Task 1 >> In the computer vision text, rewrite the passage that begins at "Part 3: Computer" and stops after "in this . . .", replacing "robots" with "machines".

:: Supplied text ::

Part 3: Computer Vision Algorithms
Computer Vision vs Machine Vision
Computer vision and machine vision differ in how images are created and processed. Computer vision is done with everyday real world video and photography. Machine vision is done in oversimplified situations as to significantly increase reliability while decreasing cost of equipment and complexity of algorithms. As such, machine vision is used for robots in factories, while computer vision is more appropriate for robots that operate in human environments. Machine vision is more rudimentary yet more practical, while computer vision relates to AI. There is a lesson in this . . .
Edge Detection
Edge detection is a technique to locate the edges of objects in the scene. This can be useful for locating the horizon, the corner of an object, white line following, or for determing the shape of an object. The algorithm is quite simple:
What the algorithm does is detect sudden changes in color or lighting, representing the edge of an object.
Check out the edges on Mona Lisa:
A challenge you may have is choosing a good threshold. This left image has a threshold thats too low, and the right image has a threshold thats too high. You will need to run an image heuristics program for it to work properly.
You can also do other neat tricks with images, such as thresholding only a particular color like red.
Shape Detection and Pattern Recognition
Shape detection requires preprogramming in a mathematical representation database of the shapes you wish to detect. For example, suppose you are writing a program that can distinguish between a triangle, a square, and a circle. This is how you would do it:
The basic shapes are very easy, but as you get into more complex shapes (pattern recognition) you will have to use probability analysis. For example, suppose your algorithm needed to recognize between 10 different fruits (only by shape) such as an apple, an orange, a pear, a cherry, etc. How would you do it? Well all are circular, but none perfectly circular. And not all apples look the same, either.

:::
:: Record list ::

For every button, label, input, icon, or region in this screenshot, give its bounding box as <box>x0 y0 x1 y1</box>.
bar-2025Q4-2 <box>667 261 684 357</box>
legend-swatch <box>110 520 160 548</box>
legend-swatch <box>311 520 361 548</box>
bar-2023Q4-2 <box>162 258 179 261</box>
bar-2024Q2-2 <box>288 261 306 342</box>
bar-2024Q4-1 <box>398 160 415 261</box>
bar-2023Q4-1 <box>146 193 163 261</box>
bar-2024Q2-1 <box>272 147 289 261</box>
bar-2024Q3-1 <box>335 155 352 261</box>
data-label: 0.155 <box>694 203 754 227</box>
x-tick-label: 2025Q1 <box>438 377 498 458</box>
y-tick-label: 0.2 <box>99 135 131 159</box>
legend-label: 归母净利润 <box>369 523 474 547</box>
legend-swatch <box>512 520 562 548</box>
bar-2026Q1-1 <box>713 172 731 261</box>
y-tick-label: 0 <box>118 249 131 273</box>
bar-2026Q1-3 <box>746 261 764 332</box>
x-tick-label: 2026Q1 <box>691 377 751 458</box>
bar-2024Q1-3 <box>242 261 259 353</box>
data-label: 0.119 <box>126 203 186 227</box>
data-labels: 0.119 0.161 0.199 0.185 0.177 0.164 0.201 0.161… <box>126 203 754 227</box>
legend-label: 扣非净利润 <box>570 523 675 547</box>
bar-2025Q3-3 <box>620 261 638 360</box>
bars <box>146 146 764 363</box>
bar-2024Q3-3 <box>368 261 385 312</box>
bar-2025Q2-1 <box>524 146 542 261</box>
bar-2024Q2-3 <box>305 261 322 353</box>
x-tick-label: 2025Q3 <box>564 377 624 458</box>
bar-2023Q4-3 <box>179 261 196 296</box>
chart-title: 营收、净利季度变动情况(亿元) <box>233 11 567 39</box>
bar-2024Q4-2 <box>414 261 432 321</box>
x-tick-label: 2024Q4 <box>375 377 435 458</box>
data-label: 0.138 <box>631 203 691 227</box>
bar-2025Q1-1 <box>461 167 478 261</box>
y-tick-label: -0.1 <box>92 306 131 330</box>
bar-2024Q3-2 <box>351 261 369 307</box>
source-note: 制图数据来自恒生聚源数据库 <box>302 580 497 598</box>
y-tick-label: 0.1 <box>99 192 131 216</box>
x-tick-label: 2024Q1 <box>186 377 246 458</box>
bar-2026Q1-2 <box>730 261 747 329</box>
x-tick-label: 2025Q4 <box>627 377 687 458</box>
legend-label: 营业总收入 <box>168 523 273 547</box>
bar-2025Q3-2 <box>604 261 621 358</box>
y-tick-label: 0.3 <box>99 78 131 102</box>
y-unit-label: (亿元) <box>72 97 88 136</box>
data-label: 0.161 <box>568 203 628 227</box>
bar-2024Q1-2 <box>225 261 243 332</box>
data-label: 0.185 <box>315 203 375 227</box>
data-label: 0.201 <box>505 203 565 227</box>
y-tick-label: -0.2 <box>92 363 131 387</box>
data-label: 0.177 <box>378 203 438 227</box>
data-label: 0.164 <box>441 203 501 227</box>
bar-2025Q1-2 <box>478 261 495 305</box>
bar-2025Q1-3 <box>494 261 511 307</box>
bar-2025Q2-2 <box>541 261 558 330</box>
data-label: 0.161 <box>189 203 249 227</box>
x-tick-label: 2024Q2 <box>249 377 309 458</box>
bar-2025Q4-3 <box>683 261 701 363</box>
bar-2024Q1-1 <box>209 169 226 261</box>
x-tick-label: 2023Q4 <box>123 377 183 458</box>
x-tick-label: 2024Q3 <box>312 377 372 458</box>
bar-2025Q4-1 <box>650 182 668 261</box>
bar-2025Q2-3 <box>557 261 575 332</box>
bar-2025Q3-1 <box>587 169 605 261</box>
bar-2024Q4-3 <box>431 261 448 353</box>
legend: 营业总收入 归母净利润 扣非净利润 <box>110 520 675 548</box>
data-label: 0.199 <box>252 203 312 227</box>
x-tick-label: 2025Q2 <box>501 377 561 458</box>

:::

Task 2 >> Reproduce the dataset entries line for line, beginning at their first line and stopping after the line that contains "bar-2026Q1-3 <box>746 261 764 332</box>".

Exercise response 1 >>
Part 3: Computer Vision Algorithms
Computer Vision vs Machine Vision
Computer vision and machine vision differ in how images are created and processed. Computer vision is done with everyday real world video and photography. Machine vision is done in oversimplified situations as to significantly increase reliability while decreasing cost of equipment and complexity of algorithms. As such, machine vision is used for machines in factories, while computer vision is more appropriate for machines that operate in human environments. Machine vision is more rudimentary yet more practical, while computer vision relates to AI. There is a lesson in this . . .

Exercise response 2 >>
For every button, label, input, icon, or region in this screenshot, give its bounding box as <box>x0 y0 x1 y1</box>.
bar-2025Q4-2 <box>667 261 684 357</box>
legend-swatch <box>110 520 160 548</box>
legend-swatch <box>311 520 361 548</box>
bar-2023Q4-2 <box>162 258 179 261</box>
bar-2024Q2-2 <box>288 261 306 342</box>
bar-2024Q4-1 <box>398 160 415 261</box>
bar-2023Q4-1 <box>146 193 163 261</box>
bar-2024Q2-1 <box>272 147 289 261</box>
bar-2024Q3-1 <box>335 155 352 261</box>
data-label: 0.155 <box>694 203 754 227</box>
x-tick-label: 2025Q1 <box>438 377 498 458</box>
y-tick-label: 0.2 <box>99 135 131 159</box>
legend-label: 归母净利润 <box>369 523 474 547</box>
legend-swatch <box>512 520 562 548</box>
bar-2026Q1-1 <box>713 172 731 261</box>
y-tick-label: 0 <box>118 249 131 273</box>
bar-2026Q1-3 <box>746 261 764 332</box>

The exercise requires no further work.